== TASK REQUIREMENTS ==
Check each line of the material below, and copy it if it holds the string "Chemistry".
>> Start
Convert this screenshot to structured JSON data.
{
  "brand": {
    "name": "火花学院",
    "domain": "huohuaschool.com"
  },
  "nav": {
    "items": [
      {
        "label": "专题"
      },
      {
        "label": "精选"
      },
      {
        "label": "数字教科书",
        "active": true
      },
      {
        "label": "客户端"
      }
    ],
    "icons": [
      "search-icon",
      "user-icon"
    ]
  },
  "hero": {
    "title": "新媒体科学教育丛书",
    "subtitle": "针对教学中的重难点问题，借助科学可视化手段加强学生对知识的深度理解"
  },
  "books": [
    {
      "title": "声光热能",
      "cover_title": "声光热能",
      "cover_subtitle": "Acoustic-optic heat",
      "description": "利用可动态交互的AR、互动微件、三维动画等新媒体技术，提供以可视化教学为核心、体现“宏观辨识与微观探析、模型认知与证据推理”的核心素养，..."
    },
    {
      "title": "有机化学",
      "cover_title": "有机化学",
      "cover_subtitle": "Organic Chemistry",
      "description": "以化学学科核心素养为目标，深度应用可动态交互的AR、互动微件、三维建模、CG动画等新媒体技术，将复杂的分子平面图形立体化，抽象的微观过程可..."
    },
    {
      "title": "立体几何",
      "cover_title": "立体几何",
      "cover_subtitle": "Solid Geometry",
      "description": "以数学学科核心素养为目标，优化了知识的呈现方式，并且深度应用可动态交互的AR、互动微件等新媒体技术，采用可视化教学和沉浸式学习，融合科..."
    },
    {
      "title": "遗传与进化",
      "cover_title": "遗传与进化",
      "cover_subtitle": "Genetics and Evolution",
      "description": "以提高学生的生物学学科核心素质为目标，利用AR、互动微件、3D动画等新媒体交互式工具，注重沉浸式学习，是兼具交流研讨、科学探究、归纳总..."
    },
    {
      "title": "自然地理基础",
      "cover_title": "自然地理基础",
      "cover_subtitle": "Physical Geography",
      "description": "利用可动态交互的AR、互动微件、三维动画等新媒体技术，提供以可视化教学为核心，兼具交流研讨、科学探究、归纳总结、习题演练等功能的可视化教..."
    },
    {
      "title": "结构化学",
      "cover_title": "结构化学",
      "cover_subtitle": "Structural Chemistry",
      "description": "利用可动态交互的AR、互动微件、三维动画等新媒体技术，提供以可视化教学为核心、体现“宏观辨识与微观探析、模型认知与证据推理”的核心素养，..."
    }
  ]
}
>> End
== ANSWER BELOW ==
      "cover_subtitle": "Organic Chemistry",
      "cover_subtitle": "Structural Chemistry",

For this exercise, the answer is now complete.